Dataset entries
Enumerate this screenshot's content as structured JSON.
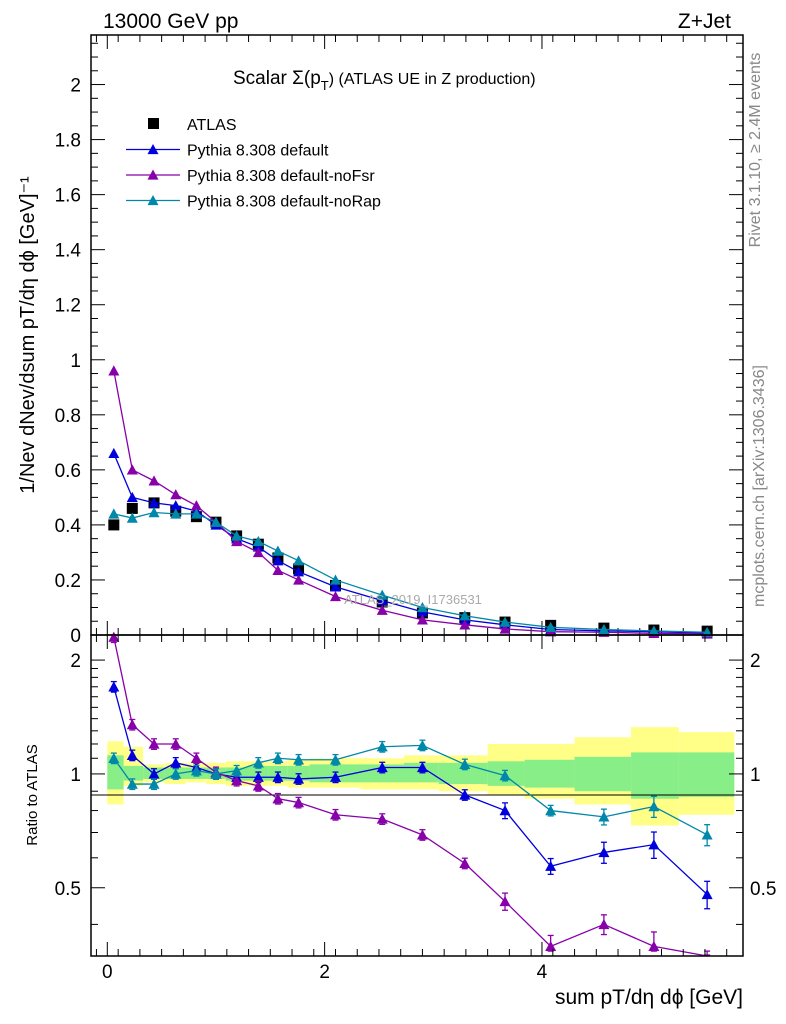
{
  "header": {
    "left": "13000 GeV pp",
    "right": "Z+Jet"
  },
  "side_labels": {
    "rivet": "Rivet 3.1.10, ≥ 2.4M events",
    "mcplots": "mcplots.cern.ch [arXiv:1306.3436]"
  },
  "chart_data": {
    "type": "line",
    "title": "Scalar Σ(pT) (ATLAS UE in Z production)",
    "title_main": "Scalar Σ(p",
    "title_sub": "T",
    "title_tail": ") (ATLAS UE in Z production)",
    "watermark": "ATLAS_2019_I1736531",
    "xlabel": "sum pT/dη dϕ [GeV]",
    "ylabel": "1/Nev dNev/dsum pT/dη dϕ [GeV]⁻¹",
    "ratio_ylabel": "Ratio to ATLAS",
    "xlim": [
      -0.15,
      5.85
    ],
    "ylim": [
      0,
      2.18
    ],
    "ratio_ylim": [
      0.33,
      2.33
    ],
    "ratio_log": true,
    "xticks": [
      "0",
      "2",
      "4"
    ],
    "yticks": [
      "0",
      "0.2",
      "0.4",
      "0.6",
      "0.8",
      "1",
      "1.2",
      "1.4",
      "1.6",
      "1.8",
      "2"
    ],
    "ratio_yticks": [
      "0.5",
      "1",
      "2"
    ],
    "legend_position": "top-left",
    "x": [
      0.06,
      0.23,
      0.43,
      0.63,
      0.82,
      1.0,
      1.19,
      1.39,
      1.57,
      1.76,
      2.1,
      2.53,
      2.9,
      3.29,
      3.66,
      4.08,
      4.57,
      5.03,
      5.52
    ],
    "series": [
      {
        "name": "ATLAS",
        "color": "#000000",
        "marker": "square",
        "values": [
          0.4,
          0.46,
          0.48,
          0.45,
          0.43,
          0.41,
          0.36,
          0.33,
          0.28,
          0.24,
          0.18,
          0.12,
          0.08,
          0.063,
          0.047,
          0.035,
          0.025,
          0.018,
          0.014
        ]
      },
      {
        "name": "Pythia 8.308 default",
        "color": "#0000dd",
        "marker": "triangle",
        "values": [
          0.66,
          0.5,
          0.48,
          0.47,
          0.45,
          0.4,
          0.35,
          0.32,
          0.27,
          0.23,
          0.175,
          0.125,
          0.084,
          0.055,
          0.037,
          0.02,
          0.015,
          0.012,
          0.007
        ],
        "ratio": [
          1.7,
          1.12,
          1.0,
          1.07,
          1.04,
          1.0,
          0.98,
          0.98,
          0.98,
          0.97,
          0.98,
          1.04,
          1.04,
          0.88,
          0.8,
          0.57,
          0.62,
          0.65,
          0.48
        ],
        "ratio_err": [
          0.02,
          0.02,
          0.02,
          0.02,
          0.02,
          0.02,
          0.02,
          0.02,
          0.02,
          0.02,
          0.02,
          0.02,
          0.02,
          0.02,
          0.03,
          0.03,
          0.04,
          0.05,
          0.05
        ]
      },
      {
        "name": "Pythia 8.308 default-noFsr",
        "color": "#8800aa",
        "marker": "triangle",
        "values": [
          0.96,
          0.6,
          0.56,
          0.51,
          0.47,
          0.41,
          0.34,
          0.3,
          0.235,
          0.2,
          0.14,
          0.09,
          0.055,
          0.037,
          0.022,
          0.012,
          0.01,
          0.006,
          0.004
        ],
        "ratio": [
          2.3,
          1.35,
          1.2,
          1.2,
          1.1,
          1.01,
          0.96,
          0.93,
          0.86,
          0.84,
          0.78,
          0.76,
          0.69,
          0.58,
          0.46,
          0.35,
          0.4,
          0.35,
          0.3
        ],
        "ratio_err": [
          0.02,
          0.02,
          0.02,
          0.02,
          0.02,
          0.02,
          0.02,
          0.02,
          0.02,
          0.02,
          0.02,
          0.02,
          0.02,
          0.02,
          0.03,
          0.03,
          0.03,
          0.04,
          0.04
        ]
      },
      {
        "name": "Pythia 8.308 default-noRap",
        "color": "#0088aa",
        "marker": "triangle",
        "values": [
          0.44,
          0.425,
          0.445,
          0.44,
          0.44,
          0.41,
          0.36,
          0.34,
          0.305,
          0.27,
          0.2,
          0.145,
          0.1,
          0.07,
          0.047,
          0.028,
          0.02,
          0.015,
          0.01
        ],
        "ratio": [
          1.1,
          0.94,
          0.94,
          1.0,
          1.02,
          1.0,
          1.02,
          1.07,
          1.1,
          1.09,
          1.09,
          1.18,
          1.19,
          1.06,
          0.99,
          0.8,
          0.77,
          0.82,
          0.69
        ],
        "ratio_err": [
          0.02,
          0.02,
          0.02,
          0.02,
          0.02,
          0.02,
          0.02,
          0.02,
          0.02,
          0.02,
          0.02,
          0.02,
          0.02,
          0.02,
          0.02,
          0.02,
          0.03,
          0.04,
          0.04
        ]
      }
    ],
    "band_edges": [
      0.0,
      0.15,
      0.33,
      0.53,
      0.72,
      0.91,
      1.09,
      1.29,
      1.48,
      1.66,
      1.86,
      2.33,
      2.73,
      3.05,
      3.5,
      3.84,
      4.3,
      4.82,
      5.26,
      5.77
    ],
    "band_total": [
      [
        0.83,
        1.22
      ],
      [
        0.93,
        1.18
      ],
      [
        0.95,
        1.06
      ],
      [
        0.94,
        1.07
      ],
      [
        0.95,
        1.07
      ],
      [
        0.94,
        1.07
      ],
      [
        0.93,
        1.08
      ],
      [
        0.93,
        1.08
      ],
      [
        0.93,
        1.08
      ],
      [
        0.92,
        1.09
      ],
      [
        0.92,
        1.1
      ],
      [
        0.91,
        1.1
      ],
      [
        0.91,
        1.12
      ],
      [
        0.9,
        1.12
      ],
      [
        0.88,
        1.2
      ],
      [
        0.86,
        1.2
      ],
      [
        0.83,
        1.25
      ],
      [
        0.73,
        1.33
      ],
      [
        0.78,
        1.29
      ]
    ],
    "band_stat": [
      [
        0.91,
        1.12
      ],
      [
        0.96,
        1.05
      ],
      [
        0.97,
        1.04
      ],
      [
        0.97,
        1.04
      ],
      [
        0.97,
        1.04
      ],
      [
        0.97,
        1.04
      ],
      [
        0.96,
        1.04
      ],
      [
        0.96,
        1.05
      ],
      [
        0.96,
        1.05
      ],
      [
        0.96,
        1.05
      ],
      [
        0.95,
        1.06
      ],
      [
        0.95,
        1.06
      ],
      [
        0.95,
        1.07
      ],
      [
        0.94,
        1.07
      ],
      [
        0.93,
        1.08
      ],
      [
        0.92,
        1.09
      ],
      [
        0.9,
        1.11
      ],
      [
        0.86,
        1.14
      ],
      [
        0.87,
        1.14
      ]
    ]
  }
}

- OBJECTIVE
Can you restate all the records above word for word while dropping the pictures?

- SOLUTION TO THIS TASK
Enumerate this screenshot's content as structured JSON.
{
  "header": {
    "left": "13000 GeV pp",
    "right": "Z+Jet"
  },
  "side_labels": {
    "rivet": "Rivet 3.1.10, ≥ 2.4M events",
    "mcplots": "mcplots.cern.ch [arXiv:1306.3436]"
  },
  "chart_data": {
    "type": "line",
    "title": "Scalar Σ(pT) (ATLAS UE in Z production)",
    "title_main": "Scalar Σ(p",
    "title_sub": "T",
    "title_tail": ") (ATLAS UE in Z production)",
    "watermark": "ATLAS_2019_I1736531",
    "xlabel": "sum pT/dη dϕ [GeV]",
    "ylabel": "1/Nev dNev/dsum pT/dη dϕ [GeV]⁻¹",
    "ratio_ylabel": "Ratio to ATLAS",
    "xlim": [
      -0.15,
      5.85
    ],
    "ylim": [
      0,
      2.18
    ],
    "ratio_ylim": [
      0.33,
      2.33
    ],
    "ratio_log": true,
    "xticks": [
      "0",
      "2",
      "4"
    ],
    "yticks": [
      "0",
      "0.2",
      "0.4",
      "0.6",
      "0.8",
      "1",
      "1.2",
      "1.4",
      "1.6",
      "1.8",
      "2"
    ],
    "ratio_yticks": [
      "0.5",
      "1",
      "2"
    ],
    "legend_position": "top-left",
    "x": [
      0.06,
      0.23,
      0.43,
      0.63,
      0.82,
      1.0,
      1.19,
      1.39,
      1.57,
      1.76,
      2.1,
      2.53,
      2.9,
      3.29,
      3.66,
      4.08,
      4.57,
      5.03,
      5.52
    ],
    "series": [
      {
        "name": "ATLAS",
        "color": "#000000",
        "marker": "square",
        "values": [
          0.4,
          0.46,
          0.48,
          0.45,
          0.43,
          0.41,
          0.36,
          0.33,
          0.28,
          0.24,
          0.18,
          0.12,
          0.08,
          0.063,
          0.047,
          0.035,
          0.025,
          0.018,
          0.014
        ]
      },
      {
        "name": "Pythia 8.308 default",
        "color": "#0000dd",
        "marker": "triangle",
        "values": [
          0.66,
          0.5,
          0.48,
          0.47,
          0.45,
          0.4,
          0.35,
          0.32,
          0.27,
          0.23,
          0.175,
          0.125,
          0.084,
          0.055,
          0.037,
          0.02,
          0.015,
          0.012,
          0.007
        ],
        "ratio": [
          1.7,
          1.12,
          1.0,
          1.07,
          1.04,
          1.0,
          0.98,
          0.98,
          0.98,
          0.97,
          0.98,
          1.04,
          1.04,
          0.88,
          0.8,
          0.57,
          0.62,
          0.65,
          0.48
        ],
        "ratio_err": [
          0.02,
          0.02,
          0.02,
          0.02,
          0.02,
          0.02,
          0.02,
          0.02,
          0.02,
          0.02,
          0.02,
          0.02,
          0.02,
          0.02,
          0.03,
          0.03,
          0.04,
          0.05,
          0.05
        ]
      },
      {
        "name": "Pythia 8.308 default-noFsr",
        "color": "#8800aa",
        "marker": "triangle",
        "values": [
          0.96,
          0.6,
          0.56,
          0.51,
          0.47,
          0.41,
          0.34,
          0.3,
          0.235,
          0.2,
          0.14,
          0.09,
          0.055,
          0.037,
          0.022,
          0.012,
          0.01,
          0.006,
          0.004
        ],
        "ratio": [
          2.3,
          1.35,
          1.2,
          1.2,
          1.1,
          1.01,
          0.96,
          0.93,
          0.86,
          0.84,
          0.78,
          0.76,
          0.69,
          0.58,
          0.46,
          0.35,
          0.4,
          0.35,
          0.3
        ],
        "ratio_err": [
          0.02,
          0.02,
          0.02,
          0.02,
          0.02,
          0.02,
          0.02,
          0.02,
          0.02,
          0.02,
          0.02,
          0.02,
          0.02,
          0.02,
          0.03,
          0.03,
          0.03,
          0.04,
          0.04
        ]
      },
      {
        "name": "Pythia 8.308 default-noRap",
        "color": "#0088aa",
        "marker": "triangle",
        "values": [
          0.44,
          0.425,
          0.445,
          0.44,
          0.44,
          0.41,
          0.36,
          0.34,
          0.305,
          0.27,
          0.2,
          0.145,
          0.1,
          0.07,
          0.047,
          0.028,
          0.02,
          0.015,
          0.01
        ],
        "ratio": [
          1.1,
          0.94,
          0.94,
          1.0,
          1.02,
          1.0,
          1.02,
          1.07,
          1.1,
          1.09,
          1.09,
          1.18,
          1.19,
          1.06,
          0.99,
          0.8,
          0.77,
          0.82,
          0.69
        ],
        "ratio_err": [
          0.02,
          0.02,
          0.02,
          0.02,
          0.02,
          0.02,
          0.02,
          0.02,
          0.02,
          0.02,
          0.02,
          0.02,
          0.02,
          0.02,
          0.02,
          0.02,
          0.03,
          0.04,
          0.04
        ]
      }
    ],
    "band_edges": [
      0.0,
      0.15,
      0.33,
      0.53,
      0.72,
      0.91,
      1.09,
      1.29,
      1.48,
      1.66,
      1.86,
      2.33,
      2.73,
      3.05,
      3.5,
      3.84,
      4.3,
      4.82,
      5.26,
      5.77
    ],
    "band_total": [
      [
        0.83,
        1.22
      ],
      [
        0.93,
        1.18
      ],
      [
        0.95,
        1.06
      ],
      [
        0.94,
        1.07
      ],
      [
        0.95,
        1.07
      ],
      [
        0.94,
        1.07
      ],
      [
        0.93,
        1.08
      ],
      [
        0.93,
        1.08
      ],
      [
        0.93,
        1.08
      ],
      [
        0.92,
        1.09
      ],
      [
        0.92,
        1.1
      ],
      [
        0.91,
        1.1
      ],
      [
        0.91,
        1.12
      ],
      [
        0.9,
        1.12
      ],
      [
        0.88,
        1.2
      ],
      [
        0.86,
        1.2
      ],
      [
        0.83,
        1.25
      ],
      [
        0.73,
        1.33
      ],
      [
        0.78,
        1.29
      ]
    ],
    "band_stat": [
      [
        0.91,
        1.12
      ],
      [
        0.96,
        1.05
      ],
      [
        0.97,
        1.04
      ],
      [
        0.97,
        1.04
      ],
      [
        0.97,
        1.04
      ],
      [
        0.97,
        1.04
      ],
      [
        0.96,
        1.04
      ],
      [
        0.96,
        1.05
      ],
      [
        0.96,
        1.05
      ],
      [
        0.96,
        1.05
      ],
      [
        0.95,
        1.06
      ],
      [
        0.95,
        1.06
      ],
      [
        0.95,
        1.07
      ],
      [
        0.94,
        1.07
      ],
      [
        0.93,
        1.08
      ],
      [
        0.92,
        1.09
      ],
      [
        0.9,
        1.11
      ],
      [
        0.86,
        1.14
      ],
      [
        0.87,
        1.14
      ]
    ]
  }
}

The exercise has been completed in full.